■ EXCERPT TO READ:
+++

Piecing it Together: Attachment and the Puzzle

If you're reading this, you've already made an important decision. You've chosen curiosity over comfort. That matters more than you may realize right now.

In the last post we talked about the thousand whys, the puzzle that belongs to you and has always belonged to you. We talked about the courage it takes to sit down and begin assembling it. If you're here, you're sitting down. That's not nothing.

One of the first lenses worth picking up is one that may feel surprisingly personal. Not because it's invasive, but because it has a way of making the unfamiliar suddenly familiar. It has a way of making you feel, perhaps for the first time, uncomfortably seen.

That lens is attachment.

Psychologist John Bowlby spent his life studying something deceptively simple: how human beings connect to one another, and what happens when that connection feels threatened or unsafe. What he discovered was that the patterns we develop early in life, in our first experiences of closeness, comfort, abandonment, or inconsistency, don't stay in childhood. They follow us. Into friendships, into relationships, into marriage. Into the moments where we made choices we are now trying to understand.

Most of us have never been asked to examine those patterns. We've simply lived inside them, assuming they were just who we are rather than something that was shaped, or and can be reshaped.

When I first encountered my own attachment style, I understood something about myself that no amount of surface level reflection had ever revealed. I am someone with disorganized attachment. And seeing that clearly, sitting with the discomfort of that recognition, was one of the most significant pieces of my own puzzle. Not because it explained everything. But because it illuminated something that had been operating in the dark for a very long time.

+++

■ AVAILABLE DATA:
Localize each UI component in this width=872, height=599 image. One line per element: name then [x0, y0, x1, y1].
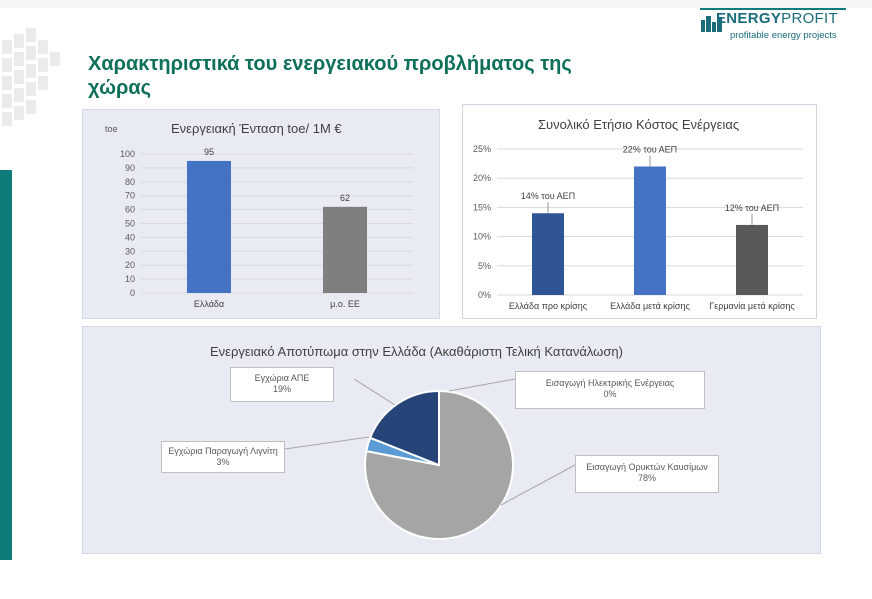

+++

■ EXERCISE INSTRUCTIONS: Set down, word for word, the stretch of the attachment post that begins at the words "Most of us have" and stops after "very long time.".

■ EXPECTED ANSWER:
Most of us have never been asked to examine those patterns. We've simply lived inside them, assuming they were just who we are rather than something that was shaped, or and can be reshaped.

When I first encountered my own attachment style, I understood something about myself that no amount of surface level reflection had ever revealed. I am someone with disorganized attachment. And seeing that clearly, sitting with the discomfort of that recognition, was one of the most significant pieces of my own puzzle. Not because it explained everything. But because it illuminated something that had been operating in the dark for a very long time.